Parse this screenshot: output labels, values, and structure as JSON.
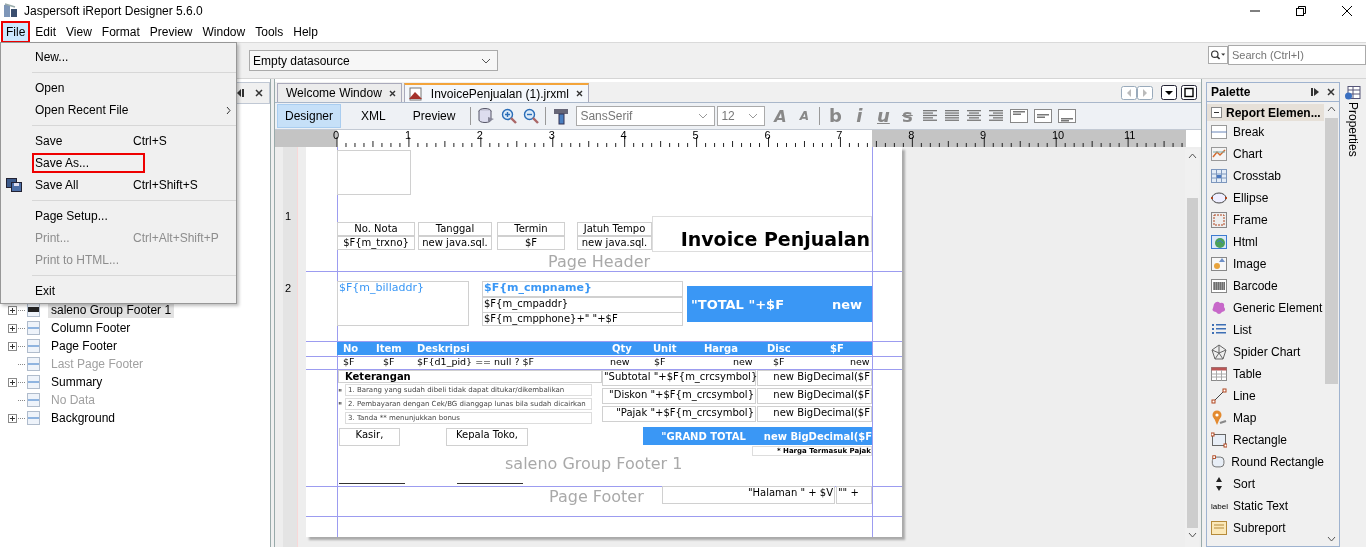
{
  "window": {
    "title": "Jaspersoft iReport Designer 5.6.0"
  },
  "menu_bar": [
    {
      "label": "File",
      "selected": true,
      "highlighted": true
    },
    {
      "label": "Edit",
      "selected": false,
      "highlighted": false
    },
    {
      "label": "View",
      "selected": false,
      "highlighted": false
    },
    {
      "label": "Format",
      "selected": false,
      "highlighted": false
    },
    {
      "label": "Preview",
      "selected": false,
      "highlighted": false
    },
    {
      "label": "Window",
      "selected": false,
      "highlighted": false
    },
    {
      "label": "Tools",
      "selected": false,
      "highlighted": false
    },
    {
      "label": "Help",
      "selected": false,
      "highlighted": false
    }
  ],
  "file_menu": {
    "items": [
      {
        "kind": "item",
        "label": "New...",
        "disabled": false,
        "highlighted": false
      },
      {
        "kind": "separator"
      },
      {
        "kind": "item",
        "label": "Open",
        "disabled": false,
        "highlighted": false
      },
      {
        "kind": "submenu",
        "label": "Open Recent File",
        "disabled": false,
        "highlighted": false
      },
      {
        "kind": "separator"
      },
      {
        "kind": "item",
        "label": "Save",
        "shortcut": "Ctrl+S",
        "disabled": false,
        "highlighted": false
      },
      {
        "kind": "item",
        "label": "Save As...",
        "disabled": false,
        "highlighted": true
      },
      {
        "kind": "item",
        "label": "Save All",
        "shortcut": "Ctrl+Shift+S",
        "disabled": false,
        "highlighted": false,
        "has_icon": true
      },
      {
        "kind": "separator"
      },
      {
        "kind": "item",
        "label": "Page Setup...",
        "disabled": false,
        "highlighted": false
      },
      {
        "kind": "item",
        "label": "Print...",
        "shortcut": "Ctrl+Alt+Shift+P",
        "disabled": true,
        "highlighted": false
      },
      {
        "kind": "item",
        "label": "Print to HTML...",
        "disabled": true,
        "highlighted": false
      },
      {
        "kind": "separator"
      },
      {
        "kind": "item",
        "label": "Exit",
        "disabled": false,
        "highlighted": false
      }
    ]
  },
  "toolbar": {
    "datasource": "Empty datasource"
  },
  "search": {
    "placeholder": "Search (Ctrl+I)"
  },
  "report_tree": [
    {
      "label": "saleno Group Footer 1",
      "expandable": true,
      "disabled": false,
      "selected": true
    },
    {
      "label": "Column Footer",
      "expandable": true,
      "disabled": false,
      "selected": false
    },
    {
      "label": "Page Footer",
      "expandable": true,
      "disabled": false,
      "selected": false
    },
    {
      "label": "Last Page Footer",
      "expandable": false,
      "disabled": true,
      "selected": false
    },
    {
      "label": "Summary",
      "expandable": true,
      "disabled": false,
      "selected": false
    },
    {
      "label": "No Data",
      "expandable": false,
      "disabled": true,
      "selected": false
    },
    {
      "label": "Background",
      "expandable": true,
      "disabled": false,
      "selected": false
    }
  ],
  "editor_tabs": [
    {
      "label": "Welcome Window",
      "selected": false
    },
    {
      "label": "InvoicePenjualan (1).jrxml",
      "selected": true
    }
  ],
  "view_tabs": [
    {
      "label": "Designer",
      "selected": true
    },
    {
      "label": "XML",
      "selected": false
    },
    {
      "label": "Preview",
      "selected": false
    }
  ],
  "format_toolbar": {
    "font": "SansSerif",
    "size": "12",
    "size_buttons": [
      "A",
      "A"
    ],
    "style_buttons": [
      "b",
      "i",
      "u",
      "s"
    ]
  },
  "ruler": {
    "numbers": [
      "0",
      "1",
      "2",
      "3",
      "4",
      "5",
      "6",
      "7",
      "8",
      "9",
      "10",
      "11"
    ],
    "side_numbers": [
      "1",
      "2"
    ]
  },
  "report": {
    "band_labels": [
      "Page Header",
      "saleno Group Footer 1",
      "Page Footer"
    ],
    "header_table": [
      {
        "heading": "No. Nota",
        "value": "$F{m_trxno}"
      },
      {
        "heading": "Tanggal",
        "value": "new java.sql."
      },
      {
        "heading": "Termin",
        "value": "$F"
      },
      {
        "heading": "Jatuh Tempo",
        "value": "new java.sql."
      }
    ],
    "title": "Invoice Penjualan",
    "bill_address": "$F{m_billaddr}",
    "company": [
      "$F{m_cmpname}",
      "$F{m_cmpaddr}",
      "$F{m_cmpphone}+\" \"+$F"
    ],
    "total_box": [
      "\"TOTAL \"+$F",
      "new"
    ],
    "columns": [
      {
        "heading": "No",
        "value": "$F"
      },
      {
        "heading": "Item",
        "value": "$F"
      },
      {
        "heading": "Deskripsi",
        "value": "$F{d1_pid} == null ? $F"
      },
      {
        "heading": "Qty",
        "value": "new"
      },
      {
        "heading": "Unit",
        "value": "$F"
      },
      {
        "heading": "Harga",
        "value": "new"
      },
      {
        "heading": "Disc",
        "value": "$F"
      },
      {
        "heading": "$F",
        "value": "new"
      }
    ],
    "notes": {
      "title": "Keterangan",
      "lines": [
        "1. Barang yang sudah dibeli tidak dapat ditukar/dikembalikan",
        "2. Pembayaran dengan Cek/BG dianggap lunas bila sudah dicairkan",
        "3. Tanda ** menunjukkan bonus"
      ],
      "marks": [
        "\"",
        "\""
      ]
    },
    "summary": [
      {
        "label": "\"Subtotal \"+$F{m_crcsymbol}",
        "value": "new BigDecimal($F"
      },
      {
        "label": "\"Diskon \"+$F{m_crcsymbol}",
        "value": "new BigDecimal($F"
      },
      {
        "label": "\"Pajak \"+$F{m_crcsymbol}",
        "value": "new BigDecimal($F"
      }
    ],
    "signatures": [
      "Kasir,",
      "Kepala Toko,"
    ],
    "grand_total": [
      "\"GRAND TOTAL",
      "new BigDecimal($F"
    ],
    "tax_note": "* Harga Termasuk Pajak",
    "page_footer": [
      "\"Halaman \" + $V",
      "\"\" +"
    ]
  },
  "palette": {
    "title": "Palette",
    "section": "Report Elemen...",
    "items": [
      {
        "label": "Break"
      },
      {
        "label": "Chart"
      },
      {
        "label": "Crosstab"
      },
      {
        "label": "Ellipse"
      },
      {
        "label": "Frame"
      },
      {
        "label": "Html"
      },
      {
        "label": "Image"
      },
      {
        "label": "Barcode"
      },
      {
        "label": "Generic Element"
      },
      {
        "label": "List"
      },
      {
        "label": "Spider Chart"
      },
      {
        "label": "Table"
      },
      {
        "label": "Line"
      },
      {
        "label": "Map"
      },
      {
        "label": "Rectangle"
      },
      {
        "label": "Round Rectangle"
      },
      {
        "label": "Sort"
      },
      {
        "label": "Static Text",
        "icon_text": "label"
      },
      {
        "label": "Subreport"
      }
    ]
  },
  "properties_tab": "Properties"
}
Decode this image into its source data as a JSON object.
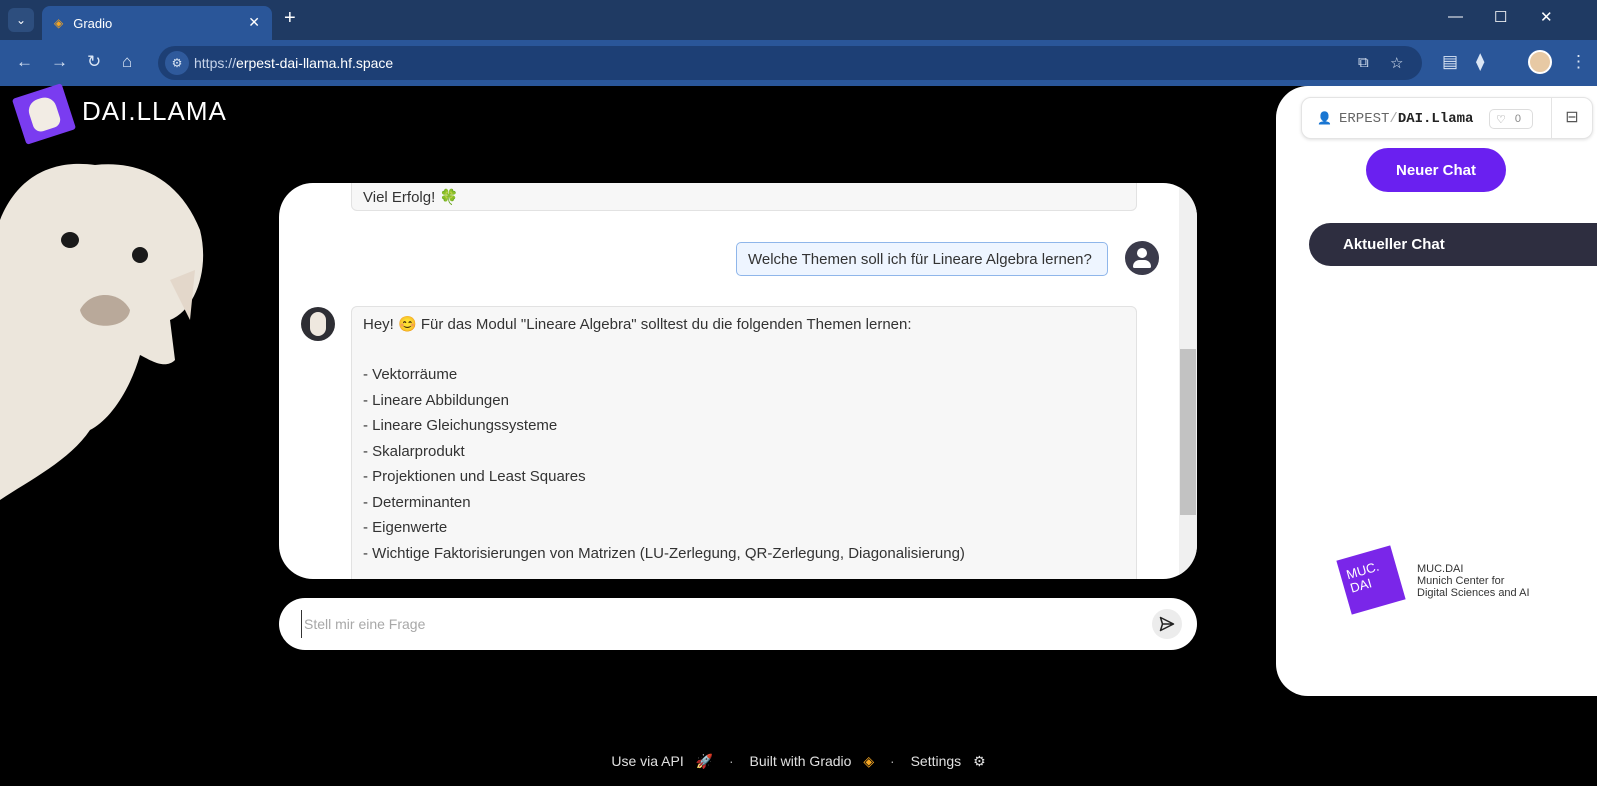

▶ GOAL: Pictures excluded, quote all the data above exactly.

▶ TASK ANSWER:
Parse this screenshot: output labels, values, and structure as JSON.
{
  "window": {
    "title": "Jaspersoft iReport Designer 5.6.0"
  },
  "menu_bar": [
    {
      "label": "File",
      "selected": true,
      "highlighted": true
    },
    {
      "label": "Edit",
      "selected": false,
      "highlighted": false
    },
    {
      "label": "View",
      "selected": false,
      "highlighted": false
    },
    {
      "label": "Format",
      "selected": false,
      "highlighted": false
    },
    {
      "label": "Preview",
      "selected": false,
      "highlighted": false
    },
    {
      "label": "Window",
      "selected": false,
      "highlighted": false
    },
    {
      "label": "Tools",
      "selected": false,
      "highlighted": false
    },
    {
      "label": "Help",
      "selected": false,
      "highlighted": false
    }
  ],
  "file_menu": {
    "items": [
      {
        "kind": "item",
        "label": "New...",
        "disabled": false,
        "highlighted": false
      },
      {
        "kind": "separator"
      },
      {
        "kind": "item",
        "label": "Open",
        "disabled": false,
        "highlighted": false
      },
      {
        "kind": "submenu",
        "label": "Open Recent File",
        "disabled": false,
        "highlighted": false
      },
      {
        "kind": "separator"
      },
      {
        "kind": "item",
        "label": "Save",
        "shortcut": "Ctrl+S",
        "disabled": false,
        "highlighted": false
      },
      {
        "kind": "item",
        "label": "Save As...",
        "disabled": false,
        "highlighted": true
      },
      {
        "kind": "item",
        "label": "Save All",
        "shortcut": "Ctrl+Shift+S",
        "disabled": false,
        "highlighted": false,
        "has_icon": true
      },
      {
        "kind": "separator"
      },
      {
        "kind": "item",
        "label": "Page Setup...",
        "disabled": false,
        "highlighted": false
      },
      {
        "kind": "item",
        "label": "Print...",
        "shortcut": "Ctrl+Alt+Shift+P",
        "disabled": true,
        "highlighted": false
      },
      {
        "kind": "item",
        "label": "Print to HTML...",
        "disabled": true,
        "highlighted": false
      },
      {
        "kind": "separator"
      },
      {
        "kind": "item",
        "label": "Exit",
        "disabled": false,
        "highlighted": false
      }
    ]
  },
  "toolbar": {
    "datasource": "Empty datasource"
  },
  "search": {
    "placeholder": "Search (Ctrl+I)"
  },
  "report_tree": [
    {
      "label": "saleno Group Footer 1",
      "expandable": true,
      "disabled": false,
      "selected": true
    },
    {
      "label": "Column Footer",
      "expandable": true,
      "disabled": false,
      "selected": false
    },
    {
      "label": "Page Footer",
      "expandable": true,
      "disabled": false,
      "selected": false
    },
    {
      "label": "Last Page Footer",
      "expandable": false,
      "disabled": true,
      "selected": false
    },
    {
      "label": "Summary",
      "expandable": true,
      "disabled": false,
      "selected": false
    },
    {
      "label": "No Data",
      "expandable": false,
      "disabled": true,
      "selected": false
    },
    {
      "label": "Background",
      "expandable": true,
      "disabled": false,
      "selected": false
    }
  ],
  "editor_tabs": [
    {
      "label": "Welcome Window",
      "selected": false
    },
    {
      "label": "InvoicePenjualan (1).jrxml",
      "selected": true
    }
  ],
  "view_tabs": [
    {
      "label": "Designer",
      "selected": true
    },
    {
      "label": "XML",
      "selected": false
    },
    {
      "label": "Preview",
      "selected": false
    }
  ],
  "format_toolbar": {
    "font": "SansSerif",
    "size": "12",
    "size_buttons": [
      "A",
      "A"
    ],
    "style_buttons": [
      "b",
      "i",
      "u",
      "s"
    ]
  },
  "ruler": {
    "numbers": [
      "0",
      "1",
      "2",
      "3",
      "4",
      "5",
      "6",
      "7",
      "8",
      "9",
      "10",
      "11"
    ],
    "side_numbers": [
      "1",
      "2"
    ]
  },
  "report": {
    "band_labels": [
      "Page Header",
      "saleno Group Footer 1",
      "Page Footer"
    ],
    "header_table": [
      {
        "heading": "No. Nota",
        "value": "$F{m_trxno}"
      },
      {
        "heading": "Tanggal",
        "value": "new java.sql."
      },
      {
        "heading": "Termin",
        "value": "$F"
      },
      {
        "heading": "Jatuh Tempo",
        "value": "new java.sql."
      }
    ],
    "title": "Invoice Penjualan",
    "bill_address": "$F{m_billaddr}",
    "company": [
      "$F{m_cmpname}",
      "$F{m_cmpaddr}",
      "$F{m_cmpphone}+\" \"+$F"
    ],
    "total_box": [
      "\"TOTAL \"+$F",
      "new"
    ],
    "columns": [
      {
        "heading": "No",
        "value": "$F"
      },
      {
        "heading": "Item",
        "value": "$F"
      },
      {
        "heading": "Deskripsi",
        "value": "$F{d1_pid} == null ? $F"
      },
      {
        "heading": "Qty",
        "value": "new"
      },
      {
        "heading": "Unit",
        "value": "$F"
      },
      {
        "heading": "Harga",
        "value": "new"
      },
      {
        "heading": "Disc",
        "value": "$F"
      },
      {
        "heading": "$F",
        "value": "new"
      }
    ],
    "notes": {
      "title": "Keterangan",
      "lines": [
        "1. Barang yang sudah dibeli tidak dapat ditukar/dikembalikan",
        "2. Pembayaran dengan Cek/BG dianggap lunas bila sudah dicairkan",
        "3. Tanda ** menunjukkan bonus"
      ],
      "marks": [
        "\"",
        "\""
      ]
    },
    "summary": [
      {
        "label": "\"Subtotal \"+$F{m_crcsymbol}",
        "value": "new BigDecimal($F"
      },
      {
        "label": "\"Diskon \"+$F{m_crcsymbol}",
        "value": "new BigDecimal($F"
      },
      {
        "label": "\"Pajak \"+$F{m_crcsymbol}",
        "value": "new BigDecimal($F"
      }
    ],
    "signatures": [
      "Kasir,",
      "Kepala Toko,"
    ],
    "grand_total": [
      "\"GRAND TOTAL",
      "new BigDecimal($F"
    ],
    "tax_note": "* Harga Termasuk Pajak",
    "page_footer": [
      "\"Halaman \" + $V",
      "\"\" +"
    ]
  },
  "palette": {
    "title": "Palette",
    "section": "Report Elemen...",
    "items": [
      {
        "label": "Break"
      },
      {
        "label": "Chart"
      },
      {
        "label": "Crosstab"
      },
      {
        "label": "Ellipse"
      },
      {
        "label": "Frame"
      },
      {
        "label": "Html"
      },
      {
        "label": "Image"
      },
      {
        "label": "Barcode"
      },
      {
        "label": "Generic Element"
      },
      {
        "label": "List"
      },
      {
        "label": "Spider Chart"
      },
      {
        "label": "Table"
      },
      {
        "label": "Line"
      },
      {
        "label": "Map"
      },
      {
        "label": "Rectangle"
      },
      {
        "label": "Round Rectangle"
      },
      {
        "label": "Sort"
      },
      {
        "label": "Static Text",
        "icon_text": "label"
      },
      {
        "label": "Subreport"
      }
    ]
  },
  "properties_tab": "Properties"
}
Decode this image into its source data as a JSON object.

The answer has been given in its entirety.